::: Dataset extract :::

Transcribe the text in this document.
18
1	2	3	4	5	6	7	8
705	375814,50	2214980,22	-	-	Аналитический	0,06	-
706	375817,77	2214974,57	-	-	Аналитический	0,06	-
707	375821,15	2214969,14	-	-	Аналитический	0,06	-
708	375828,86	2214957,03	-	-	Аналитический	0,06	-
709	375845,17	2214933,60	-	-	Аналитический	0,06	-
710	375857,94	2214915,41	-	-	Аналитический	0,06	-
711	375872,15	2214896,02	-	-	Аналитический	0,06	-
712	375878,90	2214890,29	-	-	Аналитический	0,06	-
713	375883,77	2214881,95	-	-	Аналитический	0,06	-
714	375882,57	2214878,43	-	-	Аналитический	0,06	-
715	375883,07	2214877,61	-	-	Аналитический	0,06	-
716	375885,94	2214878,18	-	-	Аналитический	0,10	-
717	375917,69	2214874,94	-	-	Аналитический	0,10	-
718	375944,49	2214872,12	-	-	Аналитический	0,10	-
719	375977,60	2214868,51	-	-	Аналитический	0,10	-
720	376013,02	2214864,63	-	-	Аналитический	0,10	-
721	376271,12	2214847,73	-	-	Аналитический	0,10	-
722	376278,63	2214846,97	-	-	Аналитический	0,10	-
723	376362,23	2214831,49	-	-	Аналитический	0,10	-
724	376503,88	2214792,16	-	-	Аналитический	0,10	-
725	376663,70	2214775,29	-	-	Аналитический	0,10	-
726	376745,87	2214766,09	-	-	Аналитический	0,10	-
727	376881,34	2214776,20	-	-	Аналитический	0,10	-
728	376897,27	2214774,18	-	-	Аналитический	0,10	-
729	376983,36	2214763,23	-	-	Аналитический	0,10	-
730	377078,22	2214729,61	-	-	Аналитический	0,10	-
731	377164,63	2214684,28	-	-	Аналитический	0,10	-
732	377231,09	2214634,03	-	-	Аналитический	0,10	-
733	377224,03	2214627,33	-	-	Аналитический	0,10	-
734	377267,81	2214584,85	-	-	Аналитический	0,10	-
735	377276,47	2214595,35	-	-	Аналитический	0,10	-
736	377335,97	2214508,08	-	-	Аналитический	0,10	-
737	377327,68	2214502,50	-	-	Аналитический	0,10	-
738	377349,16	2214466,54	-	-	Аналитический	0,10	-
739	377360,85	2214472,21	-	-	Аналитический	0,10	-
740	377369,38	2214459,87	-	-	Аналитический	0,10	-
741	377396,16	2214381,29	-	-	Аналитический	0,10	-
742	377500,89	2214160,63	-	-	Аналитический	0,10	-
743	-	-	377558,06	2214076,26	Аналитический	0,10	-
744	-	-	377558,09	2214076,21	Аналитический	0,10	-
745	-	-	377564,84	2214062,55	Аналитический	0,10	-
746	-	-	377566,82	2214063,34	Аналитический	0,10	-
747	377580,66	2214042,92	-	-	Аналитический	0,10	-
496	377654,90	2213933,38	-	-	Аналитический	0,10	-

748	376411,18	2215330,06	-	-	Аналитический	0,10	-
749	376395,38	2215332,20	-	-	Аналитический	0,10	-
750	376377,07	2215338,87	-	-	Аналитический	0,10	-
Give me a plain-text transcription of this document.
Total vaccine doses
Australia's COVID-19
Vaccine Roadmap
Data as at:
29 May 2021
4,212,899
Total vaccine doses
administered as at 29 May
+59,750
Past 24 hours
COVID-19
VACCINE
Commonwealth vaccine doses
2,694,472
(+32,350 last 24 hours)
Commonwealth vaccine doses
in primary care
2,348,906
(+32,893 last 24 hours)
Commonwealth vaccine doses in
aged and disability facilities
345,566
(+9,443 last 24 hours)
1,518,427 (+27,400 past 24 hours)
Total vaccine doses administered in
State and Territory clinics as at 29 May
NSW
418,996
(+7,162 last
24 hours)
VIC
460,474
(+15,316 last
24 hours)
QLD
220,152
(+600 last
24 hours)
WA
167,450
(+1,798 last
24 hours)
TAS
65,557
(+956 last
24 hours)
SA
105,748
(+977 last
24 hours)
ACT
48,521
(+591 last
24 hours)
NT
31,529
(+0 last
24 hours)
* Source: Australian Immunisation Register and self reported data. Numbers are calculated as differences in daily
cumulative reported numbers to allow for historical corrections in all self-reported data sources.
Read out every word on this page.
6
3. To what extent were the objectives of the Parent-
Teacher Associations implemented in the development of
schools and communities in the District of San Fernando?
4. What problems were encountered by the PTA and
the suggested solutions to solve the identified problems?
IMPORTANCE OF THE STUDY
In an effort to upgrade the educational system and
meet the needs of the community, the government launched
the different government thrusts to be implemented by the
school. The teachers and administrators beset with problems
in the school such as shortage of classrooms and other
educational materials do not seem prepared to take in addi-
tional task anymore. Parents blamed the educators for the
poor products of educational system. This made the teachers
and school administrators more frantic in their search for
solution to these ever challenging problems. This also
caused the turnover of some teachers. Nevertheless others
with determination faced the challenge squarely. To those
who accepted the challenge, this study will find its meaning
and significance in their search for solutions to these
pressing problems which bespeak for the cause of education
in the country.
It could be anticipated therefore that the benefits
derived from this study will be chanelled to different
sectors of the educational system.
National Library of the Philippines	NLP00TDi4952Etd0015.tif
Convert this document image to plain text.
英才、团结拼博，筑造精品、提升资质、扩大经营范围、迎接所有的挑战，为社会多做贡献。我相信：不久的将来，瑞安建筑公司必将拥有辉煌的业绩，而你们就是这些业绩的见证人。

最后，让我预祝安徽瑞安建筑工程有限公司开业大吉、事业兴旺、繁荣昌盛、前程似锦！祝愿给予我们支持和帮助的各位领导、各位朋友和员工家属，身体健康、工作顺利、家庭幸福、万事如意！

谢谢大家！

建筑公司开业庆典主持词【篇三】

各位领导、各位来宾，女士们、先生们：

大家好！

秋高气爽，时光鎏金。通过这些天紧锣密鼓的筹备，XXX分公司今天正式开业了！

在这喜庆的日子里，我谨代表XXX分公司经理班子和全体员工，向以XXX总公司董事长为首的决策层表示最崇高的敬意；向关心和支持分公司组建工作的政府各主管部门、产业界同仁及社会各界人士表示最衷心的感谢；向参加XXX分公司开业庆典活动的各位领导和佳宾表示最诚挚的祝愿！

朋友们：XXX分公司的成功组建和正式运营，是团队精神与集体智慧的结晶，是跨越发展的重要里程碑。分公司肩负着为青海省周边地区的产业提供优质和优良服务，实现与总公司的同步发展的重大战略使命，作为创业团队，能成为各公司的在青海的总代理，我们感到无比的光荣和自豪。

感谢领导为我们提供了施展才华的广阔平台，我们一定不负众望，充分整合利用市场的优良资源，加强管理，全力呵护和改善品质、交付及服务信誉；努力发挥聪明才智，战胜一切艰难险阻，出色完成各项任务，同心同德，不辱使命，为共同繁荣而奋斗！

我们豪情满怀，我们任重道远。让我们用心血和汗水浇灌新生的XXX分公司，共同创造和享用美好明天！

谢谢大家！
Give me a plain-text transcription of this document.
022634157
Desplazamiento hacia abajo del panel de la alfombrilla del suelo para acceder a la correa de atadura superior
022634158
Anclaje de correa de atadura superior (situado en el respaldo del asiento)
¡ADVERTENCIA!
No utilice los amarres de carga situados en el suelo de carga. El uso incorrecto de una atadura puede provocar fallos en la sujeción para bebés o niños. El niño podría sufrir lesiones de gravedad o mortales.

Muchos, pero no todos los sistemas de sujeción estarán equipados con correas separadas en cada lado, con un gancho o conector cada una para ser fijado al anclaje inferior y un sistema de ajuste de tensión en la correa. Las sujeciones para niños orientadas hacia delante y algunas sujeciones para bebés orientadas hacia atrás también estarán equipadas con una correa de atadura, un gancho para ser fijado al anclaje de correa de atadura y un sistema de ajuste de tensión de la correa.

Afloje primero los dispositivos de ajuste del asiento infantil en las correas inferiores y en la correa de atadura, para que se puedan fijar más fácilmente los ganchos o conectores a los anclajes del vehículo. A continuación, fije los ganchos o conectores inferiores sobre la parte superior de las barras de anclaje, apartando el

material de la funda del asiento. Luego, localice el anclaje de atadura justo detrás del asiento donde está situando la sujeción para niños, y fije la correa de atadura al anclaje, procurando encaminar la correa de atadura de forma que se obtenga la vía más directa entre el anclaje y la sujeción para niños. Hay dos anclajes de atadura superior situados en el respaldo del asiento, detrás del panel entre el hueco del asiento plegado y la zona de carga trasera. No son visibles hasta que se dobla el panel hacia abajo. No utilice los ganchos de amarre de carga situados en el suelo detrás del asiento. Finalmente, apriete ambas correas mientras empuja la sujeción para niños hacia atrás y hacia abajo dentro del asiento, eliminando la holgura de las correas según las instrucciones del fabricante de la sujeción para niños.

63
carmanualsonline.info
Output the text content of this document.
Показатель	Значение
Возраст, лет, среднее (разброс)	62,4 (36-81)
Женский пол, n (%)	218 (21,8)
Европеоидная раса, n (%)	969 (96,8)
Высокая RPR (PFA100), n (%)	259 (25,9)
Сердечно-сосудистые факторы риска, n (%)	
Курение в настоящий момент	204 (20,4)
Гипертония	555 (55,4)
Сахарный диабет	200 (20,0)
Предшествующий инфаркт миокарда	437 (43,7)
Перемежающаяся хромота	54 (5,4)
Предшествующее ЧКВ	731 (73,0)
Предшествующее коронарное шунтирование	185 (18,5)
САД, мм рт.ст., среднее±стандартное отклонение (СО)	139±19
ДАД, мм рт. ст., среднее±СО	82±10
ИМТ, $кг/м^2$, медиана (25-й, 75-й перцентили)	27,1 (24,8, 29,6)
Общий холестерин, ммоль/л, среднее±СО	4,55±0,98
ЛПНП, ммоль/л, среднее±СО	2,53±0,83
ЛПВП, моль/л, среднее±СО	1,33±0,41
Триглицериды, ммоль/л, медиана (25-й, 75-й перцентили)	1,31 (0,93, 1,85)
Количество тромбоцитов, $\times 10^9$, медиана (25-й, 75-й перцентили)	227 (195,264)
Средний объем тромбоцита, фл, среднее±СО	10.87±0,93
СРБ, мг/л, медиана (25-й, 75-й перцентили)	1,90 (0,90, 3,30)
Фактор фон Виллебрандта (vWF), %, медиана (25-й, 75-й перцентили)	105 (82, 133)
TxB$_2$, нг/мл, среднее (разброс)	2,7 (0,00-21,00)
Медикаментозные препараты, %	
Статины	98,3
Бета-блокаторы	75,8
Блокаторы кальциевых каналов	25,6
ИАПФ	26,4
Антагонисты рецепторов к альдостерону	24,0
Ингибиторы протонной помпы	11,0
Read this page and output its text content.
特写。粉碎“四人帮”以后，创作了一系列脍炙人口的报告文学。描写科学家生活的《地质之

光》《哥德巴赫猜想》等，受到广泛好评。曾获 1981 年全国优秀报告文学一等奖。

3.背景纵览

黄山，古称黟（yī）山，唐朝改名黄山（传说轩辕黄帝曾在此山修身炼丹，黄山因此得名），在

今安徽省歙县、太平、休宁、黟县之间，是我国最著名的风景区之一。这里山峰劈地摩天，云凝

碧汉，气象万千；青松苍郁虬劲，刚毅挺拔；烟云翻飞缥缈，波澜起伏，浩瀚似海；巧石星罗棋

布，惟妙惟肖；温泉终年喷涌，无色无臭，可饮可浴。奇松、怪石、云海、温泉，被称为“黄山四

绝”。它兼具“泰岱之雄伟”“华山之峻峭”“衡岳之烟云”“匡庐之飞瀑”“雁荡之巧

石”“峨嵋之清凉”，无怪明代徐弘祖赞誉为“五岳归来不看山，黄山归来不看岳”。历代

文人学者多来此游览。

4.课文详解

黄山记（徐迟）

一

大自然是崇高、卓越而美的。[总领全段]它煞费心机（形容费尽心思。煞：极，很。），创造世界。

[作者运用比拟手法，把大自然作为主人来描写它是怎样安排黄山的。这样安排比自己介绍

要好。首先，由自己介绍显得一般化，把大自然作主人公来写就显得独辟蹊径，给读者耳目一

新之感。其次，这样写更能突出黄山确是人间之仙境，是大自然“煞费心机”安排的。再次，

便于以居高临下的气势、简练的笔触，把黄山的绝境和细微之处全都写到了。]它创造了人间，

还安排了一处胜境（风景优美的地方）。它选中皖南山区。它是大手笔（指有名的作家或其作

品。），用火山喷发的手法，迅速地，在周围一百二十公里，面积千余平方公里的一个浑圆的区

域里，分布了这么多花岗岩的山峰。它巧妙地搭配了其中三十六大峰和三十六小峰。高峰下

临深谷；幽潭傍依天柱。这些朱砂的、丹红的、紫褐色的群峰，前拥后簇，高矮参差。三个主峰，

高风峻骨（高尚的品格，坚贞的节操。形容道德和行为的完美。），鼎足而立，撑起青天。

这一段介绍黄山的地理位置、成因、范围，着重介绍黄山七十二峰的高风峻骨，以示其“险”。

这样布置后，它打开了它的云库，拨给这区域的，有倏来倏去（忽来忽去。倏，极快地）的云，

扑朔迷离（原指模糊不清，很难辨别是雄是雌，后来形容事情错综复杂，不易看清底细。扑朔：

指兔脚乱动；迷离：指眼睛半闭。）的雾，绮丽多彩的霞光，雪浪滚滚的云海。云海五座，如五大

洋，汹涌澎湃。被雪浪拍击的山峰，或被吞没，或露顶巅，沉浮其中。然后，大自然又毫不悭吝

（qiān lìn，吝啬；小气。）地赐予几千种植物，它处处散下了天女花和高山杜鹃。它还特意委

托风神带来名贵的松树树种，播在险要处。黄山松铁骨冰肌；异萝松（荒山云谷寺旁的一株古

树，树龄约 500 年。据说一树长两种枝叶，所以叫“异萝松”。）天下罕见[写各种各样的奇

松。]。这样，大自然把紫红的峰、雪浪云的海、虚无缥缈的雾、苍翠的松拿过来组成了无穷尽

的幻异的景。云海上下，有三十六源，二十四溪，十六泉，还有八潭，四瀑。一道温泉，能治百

:::

▸ **What to produce**
In the records above, locate each line with the word "problems". Copy all such lines.

▸ **Response to the exercise**
4. What problems were encountered by the PTA and
the suggested solutions to solve the identified problems?
school. The teachers and administrators beset with problems
solution to these ever challenging problems. This also
pressing problems which bespeak for the cause of education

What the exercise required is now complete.